== To do ==
Omitting the pictures, print every line below exactly as it stands.

[Exercise data — start]

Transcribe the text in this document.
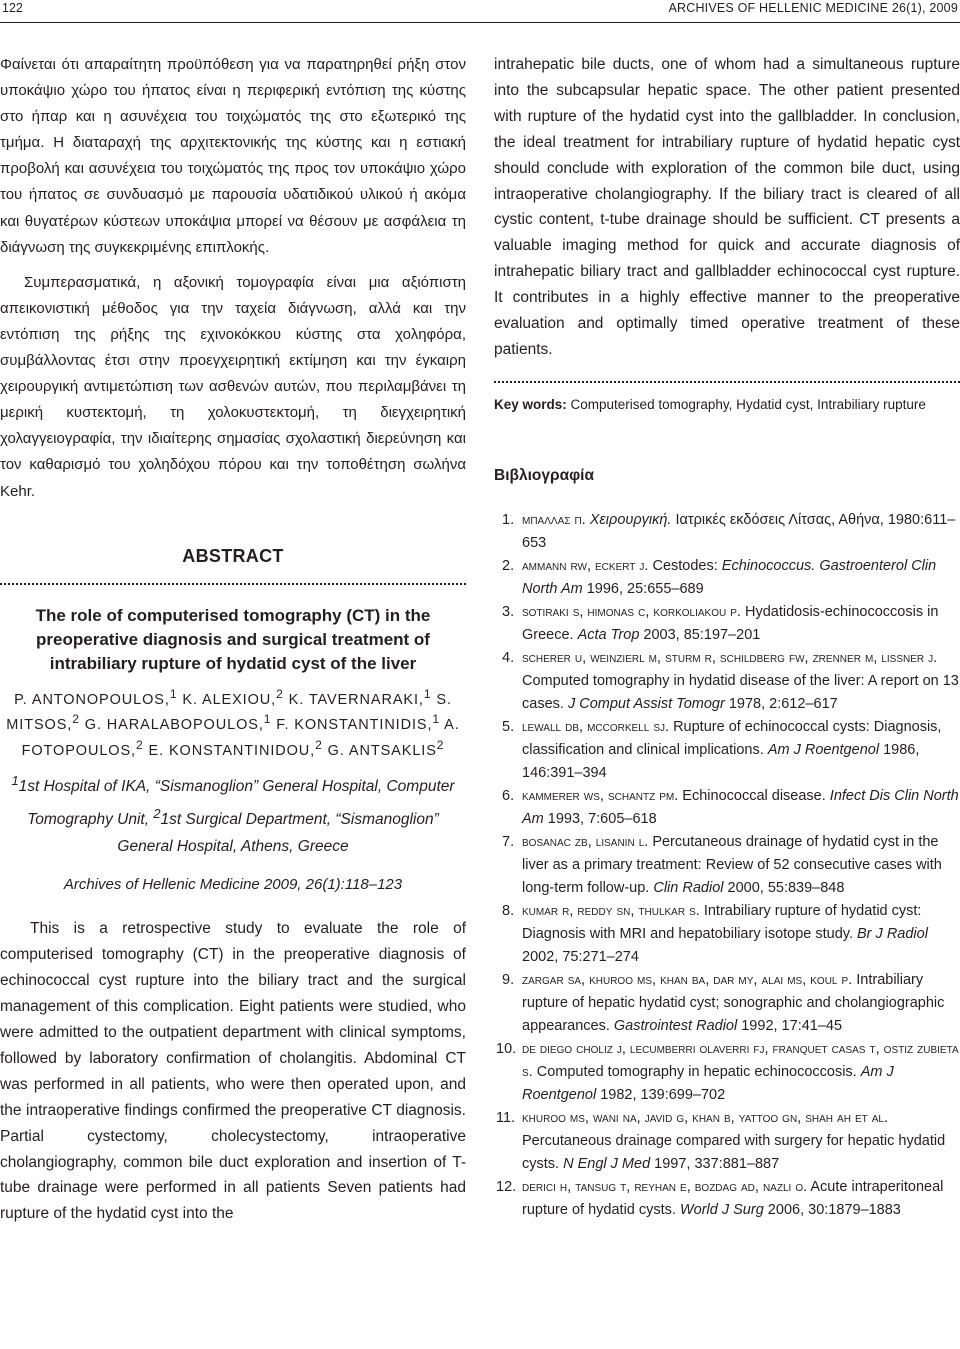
122	ARCHIVES OF HELLENIC MEDICINE 26(1), 2009

Φαίνεται ότι απαραίτητη προϋπόθεση για να παρατηρηθεί ρήξη στον υποκάψιο χώρο του ήπατος είναι η περιφερική εντόπιση της κύστης στο ήπαρ και η ασυνέχεια του τοιχώματός της στο εξωτερικό της τμήμα. Η διαταραχή της αρχιτεκτονικής της κύστης και η εστιακή προβολή και ασυνέχεια του τοιχώματός της προς τον υποκάψιο χώρο του ήπατος σε συνδυασμό με παρουσία υδατιδικού υλικού ή ακόμα και θυγατέρων κύστεων υποκάψια μπορεί να θέσουν με ασφάλεια τη διάγνωση της συγκεκριμένης επιπλοκής.

Συμπερασματικά, η αξονική τομογραφία είναι μια αξιόπιστη απεικονιστική μέθοδος για την ταχεία διάγνωση, αλλά και την εντόπιση της ρήξης της εχινοκόκκου κύστης στα χοληφόρα, συμβάλλοντας έτσι στην προεγχειρητική εκτίμηση και την έγκαιρη χειρουργική αντιμετώπιση των ασθενών αυτών, που περιλαμβάνει τη μερική κυστεκτομή, τη χολοκυστεκτομή, τη διεγχειρητική χολαγγειογραφία, την ιδιαίτερης σημασίας σχολαστική διερεύνηση και τον καθαρισμό του χοληδόχου πόρου και την τοποθέτηση σωλήνα Kehr.

ABSTRACT
The role of computerised tomography (CT) in the preoperative diagnosis and surgical treatment of intrabiliary rupture of hydatid cyst of the liver
P. ANTONOPOULOS,$^1$ K. ALEXIOU,$^2$ K. TAVERNARAKI,$^1$ S. MITSOS,$^2$ G. HARALABOPOULOS,$^1$ F. KONSTANTINIDIS,$^1$ A. FOTOPOULOS,$^2$ E. KONSTANTINIDOU,$^2$ G. ANTSAKLIS$^2$
$^1$1st Hospital of IKA, “Sismanoglion” General Hospital, Computer Tomography Unit, $^2$1st Surgical Department, “Sismanoglion” General Hospital, Athens, Greece
Archives of Hellenic Medicine 2009, 26(1):118–123

This is a retrospective study to evaluate the role of computerised tomography (CT) in the preoperative diagnosis of echinococcal cyst rupture into the biliary tract and the surgical management of this complication. Eight patients were studied, who were admitted to the outpatient department with clinical symptoms, followed by laboratory confirmation of cholangitis. Abdominal CT was performed in all patients, who were then operated upon, and the intraoperative findings confirmed the preoperative CT diagnosis. Partial cystectomy, cholecystectomy, intraoperative cholangiography, common bile duct exploration and insertion of T-tube drainage were performed in all patients Seven patients had rupture of the hydatid cyst into the

intrahepatic bile ducts, one of whom had a simultaneous rupture into the subcapsular hepatic space. The other patient presented with rupture of the hydatid cyst into the gallbladder. In conclusion, the ideal treatment for intrabiliary rupture of hydatid hepatic cyst should conclude with exploration of the common bile duct, using intraoperative cholangiography. If the biliary tract is cleared of all cystic content, t-tube drainage should be sufficient. CT presents a valuable imaging method for quick and accurate diagnosis of intrahepatic biliary tract and gallbladder echinococcal cyst rupture. It contributes in a highly effective manner to the preoperative evaluation and optimally timed operative treatment of these patients.

Key words: Computerised tomography, Hydatid cyst, Intrabiliary rupture
Βιβλιογραφία
1. μπαλλας π. Χειρουργική. Ιατρικές εκδόσεις Λίτσας, Αθήνα, 1980:611–653
2. ammann rw, eckert j. Cestodes: Echinococcus. Gastroenterol Clin North Am 1996, 25:655–689
3. sotiraki s, himonas c, korkoliakou p. Hydatidosis-echinococcosis in Greece. Acta Trop 2003, 85:197–201
4. scherer u, weinzierl m, sturm r, schildberg fw, zrenner m, lissner j. Computed tomography in hydatid disease of the liver: A report on 13 cases. J Comput Assist Tomogr 1978, 2:612–617
5. lewall db, mccorkell sj. Rupture of echinococcal cysts: Diagnosis, classification and clinical implications. Am J Roentgenol 1986, 146:391–394
6. kammerer ws, schantz pm. Echinococcal disease. Infect Dis Clin North Am 1993, 7:605–618
7. bosanac zb, lisanin l. Percutaneous drainage of hydatid cyst in the liver as a primary treatment: Review of 52 consecutive cases with long-term follow-up. Clin Radiol 2000, 55:839–848
8. kumar r, reddy sn, thulkar s. Intrabiliary rupture of hydatid cyst: Diagnosis with MRI and hepatobiliary isotope study. Br J Radiol 2002, 75:271–274
9. zargar sa, khuroo ms, khan ba, dar my, alai ms, koul p. Intrabiliary rupture of hepatic hydatid cyst; sonographic and cholangiographic appearances. Gastrointest Radiol 1992, 17:41–45
10. de diego choliz j, lecumberri olaverri fj, franquet casas t, ostiz zubieta s. Computed tomography in hepatic echinococcosis. Am J Roentgenol 1982, 139:699–702
11. khuroo ms, wani na, javid g, khan b, yattoo gn, shah ah et al. Percutaneous drainage compared with surgery for hepatic hydatid cysts. N Engl J Med 1997, 337:881–887
12. derici h, tansug t, reyhan e, bozdag ad, nazli o. Acute intraperitoneal rupture of hydatid cysts. World J Surg 2006, 30:1879–1883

[Exercise data — finish]

== Solution for this task ==
Transcribe the text in this document.
122	ARCHIVES OF HELLENIC MEDICINE 26(1), 2009

Φαίνεται ότι απαραίτητη προϋπόθεση για να παρατηρηθεί ρήξη στον υποκάψιο χώρο του ήπατος είναι η περιφερική εντόπιση της κύστης στο ήπαρ και η ασυνέχεια του τοιχώματός της στο εξωτερικό της τμήμα. Η διαταραχή της αρχιτεκτονικής της κύστης και η εστιακή προβολή και ασυνέχεια του τοιχώματός της προς τον υποκάψιο χώρο του ήπατος σε συνδυασμό με παρουσία υδατιδικού υλικού ή ακόμα και θυγατέρων κύστεων υποκάψια μπορεί να θέσουν με ασφάλεια τη διάγνωση της συγκεκριμένης επιπλοκής.

Συμπερασματικά, η αξονική τομογραφία είναι μια αξιόπιστη απεικονιστική μέθοδος για την ταχεία διάγνωση, αλλά και την εντόπιση της ρήξης της εχινοκόκκου κύστης στα χοληφόρα, συμβάλλοντας έτσι στην προεγχειρητική εκτίμηση και την έγκαιρη χειρουργική αντιμετώπιση των ασθενών αυτών, που περιλαμβάνει τη μερική κυστεκτομή, τη χολοκυστεκτομή, τη διεγχειρητική χολαγγειογραφία, την ιδιαίτερης σημασίας σχολαστική διερεύνηση και τον καθαρισμό του χοληδόχου πόρου και την τοποθέτηση σωλήνα Kehr.

ABSTRACT
The role of computerised tomography (CT) in the preoperative diagnosis and surgical treatment of intrabiliary rupture of hydatid cyst of the liver
P. ANTONOPOULOS,$^1$ K. ALEXIOU,$^2$ K. TAVERNARAKI,$^1$ S. MITSOS,$^2$ G. HARALABOPOULOS,$^1$ F. KONSTANTINIDIS,$^1$ A. FOTOPOULOS,$^2$ E. KONSTANTINIDOU,$^2$ G. ANTSAKLIS$^2$
$^1$1st Hospital of IKA, “Sismanoglion” General Hospital, Computer Tomography Unit, $^2$1st Surgical Department, “Sismanoglion” General Hospital, Athens, Greece
Archives of Hellenic Medicine 2009, 26(1):118–123

This is a retrospective study to evaluate the role of computerised tomography (CT) in the preoperative diagnosis of echinococcal cyst rupture into the biliary tract and the surgical management of this complication. Eight patients were studied, who were admitted to the outpatient department with clinical symptoms, followed by laboratory confirmation of cholangitis. Abdominal CT was performed in all patients, who were then operated upon, and the intraoperative findings confirmed the preoperative CT diagnosis. Partial cystectomy, cholecystectomy, intraoperative cholangiography, common bile duct exploration and insertion of T-tube drainage were performed in all patients Seven patients had rupture of the hydatid cyst into the

intrahepatic bile ducts, one of whom had a simultaneous rupture into the subcapsular hepatic space. The other patient presented with rupture of the hydatid cyst into the gallbladder. In conclusion, the ideal treatment for intrabiliary rupture of hydatid hepatic cyst should conclude with exploration of the common bile duct, using intraoperative cholangiography. If the biliary tract is cleared of all cystic content, t-tube drainage should be sufficient. CT presents a valuable imaging method for quick and accurate diagnosis of intrahepatic biliary tract and gallbladder echinococcal cyst rupture. It contributes in a highly effective manner to the preoperative evaluation and optimally timed operative treatment of these patients.

Key words: Computerised tomography, Hydatid cyst, Intrabiliary rupture
Βιβλιογραφία
1. μπαλλας π. Χειρουργική. Ιατρικές εκδόσεις Λίτσας, Αθήνα, 1980:611–653
2. ammann rw, eckert j. Cestodes: Echinococcus. Gastroenterol Clin North Am 1996, 25:655–689
3. sotiraki s, himonas c, korkoliakou p. Hydatidosis-echinococcosis in Greece. Acta Trop 2003, 85:197–201
4. scherer u, weinzierl m, sturm r, schildberg fw, zrenner m, lissner j. Computed tomography in hydatid disease of the liver: A report on 13 cases. J Comput Assist Tomogr 1978, 2:612–617
5. lewall db, mccorkell sj. Rupture of echinococcal cysts: Diagnosis, classification and clinical implications. Am J Roentgenol 1986, 146:391–394
6. kammerer ws, schantz pm. Echinococcal disease. Infect Dis Clin North Am 1993, 7:605–618
7. bosanac zb, lisanin l. Percutaneous drainage of hydatid cyst in the liver as a primary treatment: Review of 52 consecutive cases with long-term follow-up. Clin Radiol 2000, 55:839–848
8. kumar r, reddy sn, thulkar s. Intrabiliary rupture of hydatid cyst: Diagnosis with MRI and hepatobiliary isotope study. Br J Radiol 2002, 75:271–274
9. zargar sa, khuroo ms, khan ba, dar my, alai ms, koul p. Intrabiliary rupture of hepatic hydatid cyst; sonographic and cholangiographic appearances. Gastrointest Radiol 1992, 17:41–45
10. de diego choliz j, lecumberri olaverri fj, franquet casas t, ostiz zubieta s. Computed tomography in hepatic echinococcosis. Am J Roentgenol 1982, 139:699–702
11. khuroo ms, wani na, javid g, khan b, yattoo gn, shah ah et al. Percutaneous drainage compared with surgery for hepatic hydatid cysts. N Engl J Med 1997, 337:881–887
12. derici h, tansug t, reyhan e, bozdag ad, nazli o. Acute intraperitoneal rupture of hydatid cysts. World J Surg 2006, 30:1879–1883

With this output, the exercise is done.